■ TASK STATEMENT:
Transcribe each line exactly.
★ ★ ★
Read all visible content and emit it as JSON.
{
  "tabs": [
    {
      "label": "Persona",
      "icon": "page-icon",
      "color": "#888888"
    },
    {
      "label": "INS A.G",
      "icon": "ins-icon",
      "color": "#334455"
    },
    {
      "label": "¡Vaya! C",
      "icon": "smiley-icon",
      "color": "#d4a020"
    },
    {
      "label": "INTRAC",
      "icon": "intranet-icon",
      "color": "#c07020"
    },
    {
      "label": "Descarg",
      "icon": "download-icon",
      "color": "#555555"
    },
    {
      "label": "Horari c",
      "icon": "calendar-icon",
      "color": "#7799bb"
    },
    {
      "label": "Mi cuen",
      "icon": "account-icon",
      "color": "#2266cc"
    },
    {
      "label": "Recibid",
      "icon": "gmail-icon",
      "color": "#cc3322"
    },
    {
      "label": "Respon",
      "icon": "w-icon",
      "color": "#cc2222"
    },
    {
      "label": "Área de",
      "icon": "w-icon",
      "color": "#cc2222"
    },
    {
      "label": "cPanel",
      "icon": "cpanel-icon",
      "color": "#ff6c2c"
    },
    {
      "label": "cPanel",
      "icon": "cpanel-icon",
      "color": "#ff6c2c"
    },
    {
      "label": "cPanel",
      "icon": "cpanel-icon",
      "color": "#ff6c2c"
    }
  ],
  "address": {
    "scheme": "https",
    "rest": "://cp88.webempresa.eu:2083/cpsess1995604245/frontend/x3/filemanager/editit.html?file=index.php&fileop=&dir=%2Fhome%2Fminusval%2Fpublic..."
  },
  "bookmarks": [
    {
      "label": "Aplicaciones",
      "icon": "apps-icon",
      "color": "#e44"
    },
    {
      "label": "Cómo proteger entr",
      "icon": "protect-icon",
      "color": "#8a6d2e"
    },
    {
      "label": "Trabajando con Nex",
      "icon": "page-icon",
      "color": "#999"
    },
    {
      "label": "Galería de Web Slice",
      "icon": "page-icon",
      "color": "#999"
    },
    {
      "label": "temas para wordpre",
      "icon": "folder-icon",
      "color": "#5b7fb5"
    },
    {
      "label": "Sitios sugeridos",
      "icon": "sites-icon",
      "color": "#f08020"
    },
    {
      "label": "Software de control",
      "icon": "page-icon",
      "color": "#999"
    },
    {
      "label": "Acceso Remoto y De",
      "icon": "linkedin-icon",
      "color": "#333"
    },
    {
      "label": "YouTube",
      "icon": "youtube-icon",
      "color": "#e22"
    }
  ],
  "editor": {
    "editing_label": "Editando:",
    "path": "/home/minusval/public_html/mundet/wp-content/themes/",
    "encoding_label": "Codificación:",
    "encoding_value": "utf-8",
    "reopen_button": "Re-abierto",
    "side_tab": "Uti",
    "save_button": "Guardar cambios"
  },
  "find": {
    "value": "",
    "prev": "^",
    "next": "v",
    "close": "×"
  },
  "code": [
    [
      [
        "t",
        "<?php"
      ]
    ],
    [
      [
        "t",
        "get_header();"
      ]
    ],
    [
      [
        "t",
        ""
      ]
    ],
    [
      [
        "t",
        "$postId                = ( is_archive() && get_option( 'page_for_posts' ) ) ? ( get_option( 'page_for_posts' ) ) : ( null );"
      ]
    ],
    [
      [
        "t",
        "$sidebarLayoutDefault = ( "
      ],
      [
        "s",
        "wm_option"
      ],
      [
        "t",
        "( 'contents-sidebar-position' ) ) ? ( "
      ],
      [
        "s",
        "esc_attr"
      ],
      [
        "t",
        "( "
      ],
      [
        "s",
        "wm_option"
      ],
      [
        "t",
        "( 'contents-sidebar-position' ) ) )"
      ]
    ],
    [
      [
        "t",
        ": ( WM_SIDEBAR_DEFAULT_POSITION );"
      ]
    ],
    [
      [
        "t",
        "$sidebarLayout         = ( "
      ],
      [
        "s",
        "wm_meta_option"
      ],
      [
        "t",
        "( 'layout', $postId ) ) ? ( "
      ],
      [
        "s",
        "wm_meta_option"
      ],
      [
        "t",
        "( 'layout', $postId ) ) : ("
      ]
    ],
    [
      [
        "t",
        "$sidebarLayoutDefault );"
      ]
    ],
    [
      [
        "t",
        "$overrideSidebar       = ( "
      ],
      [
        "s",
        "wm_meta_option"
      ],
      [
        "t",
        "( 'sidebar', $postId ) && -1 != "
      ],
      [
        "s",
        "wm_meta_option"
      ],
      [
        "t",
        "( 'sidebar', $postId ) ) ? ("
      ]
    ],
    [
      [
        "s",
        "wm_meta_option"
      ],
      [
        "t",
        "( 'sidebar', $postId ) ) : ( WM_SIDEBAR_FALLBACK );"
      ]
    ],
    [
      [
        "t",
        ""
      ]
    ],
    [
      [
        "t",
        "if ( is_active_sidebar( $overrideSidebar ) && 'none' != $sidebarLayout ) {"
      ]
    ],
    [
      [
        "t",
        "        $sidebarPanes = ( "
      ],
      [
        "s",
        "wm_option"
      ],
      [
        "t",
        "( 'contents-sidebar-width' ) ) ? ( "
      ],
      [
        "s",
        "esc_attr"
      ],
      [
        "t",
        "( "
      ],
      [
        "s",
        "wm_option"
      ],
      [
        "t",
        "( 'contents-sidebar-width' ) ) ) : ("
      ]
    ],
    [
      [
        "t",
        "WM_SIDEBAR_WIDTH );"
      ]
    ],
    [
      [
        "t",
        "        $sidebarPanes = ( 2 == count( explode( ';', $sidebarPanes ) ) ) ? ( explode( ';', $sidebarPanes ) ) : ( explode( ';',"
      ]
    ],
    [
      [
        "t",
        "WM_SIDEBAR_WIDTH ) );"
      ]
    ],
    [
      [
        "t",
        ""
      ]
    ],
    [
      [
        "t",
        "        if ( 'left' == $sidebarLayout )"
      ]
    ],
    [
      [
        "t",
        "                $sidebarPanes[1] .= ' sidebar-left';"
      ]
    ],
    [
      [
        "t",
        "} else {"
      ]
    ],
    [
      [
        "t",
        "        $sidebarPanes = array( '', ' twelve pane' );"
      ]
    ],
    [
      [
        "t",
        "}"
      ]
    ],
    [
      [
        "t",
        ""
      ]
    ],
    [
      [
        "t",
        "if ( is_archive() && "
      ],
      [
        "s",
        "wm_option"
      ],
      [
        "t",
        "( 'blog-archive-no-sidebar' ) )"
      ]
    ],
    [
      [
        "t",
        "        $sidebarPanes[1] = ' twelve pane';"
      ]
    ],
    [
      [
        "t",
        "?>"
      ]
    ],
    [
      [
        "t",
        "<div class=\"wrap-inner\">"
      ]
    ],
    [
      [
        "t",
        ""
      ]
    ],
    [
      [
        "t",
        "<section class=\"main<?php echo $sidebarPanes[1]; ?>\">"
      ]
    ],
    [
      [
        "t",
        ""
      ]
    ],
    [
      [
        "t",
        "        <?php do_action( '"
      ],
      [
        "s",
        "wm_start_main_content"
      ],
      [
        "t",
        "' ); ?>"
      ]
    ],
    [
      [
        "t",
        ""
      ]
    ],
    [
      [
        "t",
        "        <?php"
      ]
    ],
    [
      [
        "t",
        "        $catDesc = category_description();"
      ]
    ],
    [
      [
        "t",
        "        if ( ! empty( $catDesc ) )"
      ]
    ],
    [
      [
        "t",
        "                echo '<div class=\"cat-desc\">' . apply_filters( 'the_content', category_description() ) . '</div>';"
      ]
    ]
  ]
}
★ ★ ★
■ RESPONSE TO THE TASK:
Read all visible content and emit it as JSON.
{
  "tabs": [
    {
      "label": "Persona",
      "icon": "page-icon",
      "color": "#888888"
    },
    {
      "label": "INS A.G",
      "icon": "ins-icon",
      "color": "#334455"
    },
    {
      "label": "¡Vaya! C",
      "icon": "smiley-icon",
      "color": "#d4a020"
    },
    {
      "label": "INTRAC",
      "icon": "intranet-icon",
      "color": "#c07020"
    },
    {
      "label": "Descarg",
      "icon": "download-icon",
      "color": "#555555"
    },
    {
      "label": "Horari c",
      "icon": "calendar-icon",
      "color": "#7799bb"
    },
    {
      "label": "Mi cuen",
      "icon": "account-icon",
      "color": "#2266cc"
    },
    {
      "label": "Recibid",
      "icon": "gmail-icon",
      "color": "#cc3322"
    },
    {
      "label": "Respon",
      "icon": "w-icon",
      "color": "#cc2222"
    },
    {
      "label": "Área de",
      "icon": "w-icon",
      "color": "#cc2222"
    },
    {
      "label": "cPanel",
      "icon": "cpanel-icon",
      "color": "#ff6c2c"
    },
    {
      "label": "cPanel",
      "icon": "cpanel-icon",
      "color": "#ff6c2c"
    },
    {
      "label": "cPanel",
      "icon": "cpanel-icon",
      "color": "#ff6c2c"
    }
  ],
  "address": {
    "scheme": "https",
    "rest": "://cp88.webempresa.eu:2083/cpsess1995604245/frontend/x3/filemanager/editit.html?file=index.php&fileop=&dir=%2Fhome%2Fminusval%2Fpublic..."
  },
  "bookmarks": [
    {
      "label": "Aplicaciones",
      "icon": "apps-icon",
      "color": "#e44"
    },
    {
      "label": "Cómo proteger entr",
      "icon": "protect-icon",
      "color": "#8a6d2e"
    },
    {
      "label": "Trabajando con Nex",
      "icon": "page-icon",
      "color": "#999"
    },
    {
      "label": "Galería de Web Slice",
      "icon": "page-icon",
      "color": "#999"
    },
    {
      "label": "temas para wordpre",
      "icon": "folder-icon",
      "color": "#5b7fb5"
    },
    {
      "label": "Sitios sugeridos",
      "icon": "sites-icon",
      "color": "#f08020"
    },
    {
      "label": "Software de control",
      "icon": "page-icon",
      "color": "#999"
    },
    {
      "label": "Acceso Remoto y De",
      "icon": "linkedin-icon",
      "color": "#333"
    },
    {
      "label": "YouTube",
      "icon": "youtube-icon",
      "color": "#e22"
    }
  ],
  "editor": {
    "editing_label": "Editando:",
    "path": "/home/minusval/public_html/mundet/wp-content/themes/",
    "encoding_label": "Codificación:",
    "encoding_value": "utf-8",
    "reopen_button": "Re-abierto",
    "side_tab": "Uti",
    "save_button": "Guardar cambios"
  },
  "find": {
    "value": "",
    "prev": "^",
    "next": "v",
    "close": "×"
  },
  "code": [
    [
      [
        "t",
        "<?php"
      ]
    ],
    [
      [
        "t",
        "get_header();"
      ]
    ],
    [
      [
        "t",
        ""
      ]
    ],
    [
      [
        "t",
        "$postId                = ( is_archive() && get_option( 'page_for_posts' ) ) ? ( get_option( 'page_for_posts' ) ) : ( null );"
      ]
    ],
    [
      [
        "t",
        "$sidebarLayoutDefault = ( "
      ],
      [
        "s",
        "wm_option"
      ],
      [
        "t",
        "( 'contents-sidebar-position' ) ) ? ( "
      ],
      [
        "s",
        "esc_attr"
      ],
      [
        "t",
        "( "
      ],
      [
        "s",
        "wm_option"
      ],
      [
        "t",
        "( 'contents-sidebar-position' ) ) )"
      ]
    ],
    [
      [
        "t",
        ": ( WM_SIDEBAR_DEFAULT_POSITION );"
      ]
    ],
    [
      [
        "t",
        "$sidebarLayout         = ( "
      ],
      [
        "s",
        "wm_meta_option"
      ],
      [
        "t",
        "( 'layout', $postId ) ) ? ( "
      ],
      [
        "s",
        "wm_meta_option"
      ],
      [
        "t",
        "( 'layout', $postId ) ) : ("
      ]
    ],
    [
      [
        "t",
        "$sidebarLayoutDefault );"
      ]
    ],
    [
      [
        "t",
        "$overrideSidebar       = ( "
      ],
      [
        "s",
        "wm_meta_option"
      ],
      [
        "t",
        "( 'sidebar', $postId ) && -1 != "
      ],
      [
        "s",
        "wm_meta_option"
      ],
      [
        "t",
        "( 'sidebar', $postId ) ) ? ("
      ]
    ],
    [
      [
        "s",
        "wm_meta_option"
      ],
      [
        "t",
        "( 'sidebar', $postId ) ) : ( WM_SIDEBAR_FALLBACK );"
      ]
    ],
    [
      [
        "t",
        ""
      ]
    ],
    [
      [
        "t",
        "if ( is_active_sidebar( $overrideSidebar ) && 'none' != $sidebarLayout ) {"
      ]
    ],
    [
      [
        "t",
        "        $sidebarPanes = ( "
      ],
      [
        "s",
        "wm_option"
      ],
      [
        "t",
        "( 'contents-sidebar-width' ) ) ? ( "
      ],
      [
        "s",
        "esc_attr"
      ],
      [
        "t",
        "( "
      ],
      [
        "s",
        "wm_option"
      ],
      [
        "t",
        "( 'contents-sidebar-width' ) ) ) : ("
      ]
    ],
    [
      [
        "t",
        "WM_SIDEBAR_WIDTH );"
      ]
    ],
    [
      [
        "t",
        "        $sidebarPanes = ( 2 == count( explode( ';', $sidebarPanes ) ) ) ? ( explode( ';', $sidebarPanes ) ) : ( explode( ';',"
      ]
    ],
    [
      [
        "t",
        "WM_SIDEBAR_WIDTH ) );"
      ]
    ],
    [
      [
        "t",
        ""
      ]
    ],
    [
      [
        "t",
        "        if ( 'left' == $sidebarLayout )"
      ]
    ],
    [
      [
        "t",
        "                $sidebarPanes[1] .= ' sidebar-left';"
      ]
    ],
    [
      [
        "t",
        "} else {"
      ]
    ],
    [
      [
        "t",
        "        $sidebarPanes = array( '', ' twelve pane' );"
      ]
    ],
    [
      [
        "t",
        "}"
      ]
    ],
    [
      [
        "t",
        ""
      ]
    ],
    [
      [
        "t",
        "if ( is_archive() && "
      ],
      [
        "s",
        "wm_option"
      ],
      [
        "t",
        "( 'blog-archive-no-sidebar' ) )"
      ]
    ],
    [
      [
        "t",
        "        $sidebarPanes[1] = ' twelve pane';"
      ]
    ],
    [
      [
        "t",
        "?>"
      ]
    ],
    [
      [
        "t",
        "<div class=\"wrap-inner\">"
      ]
    ],
    [
      [
        "t",
        ""
      ]
    ],
    [
      [
        "t",
        "<section class=\"main<?php echo $sidebarPanes[1]; ?>\">"
      ]
    ],
    [
      [
        "t",
        ""
      ]
    ],
    [
      [
        "t",
        "        <?php do_action( '"
      ],
      [
        "s",
        "wm_start_main_content"
      ],
      [
        "t",
        "' ); ?>"
      ]
    ],
    [
      [
        "t",
        ""
      ]
    ],
    [
      [
        "t",
        "        <?php"
      ]
    ],
    [
      [
        "t",
        "        $catDesc = category_description();"
      ]
    ],
    [
      [
        "t",
        "        if ( ! empty( $catDesc ) )"
      ]
    ],
    [
      [
        "t",
        "                echo '<div class=\"cat-desc\">' . apply_filters( 'the_content', category_description() ) . '</div>';"
      ]
    ]
  ]
}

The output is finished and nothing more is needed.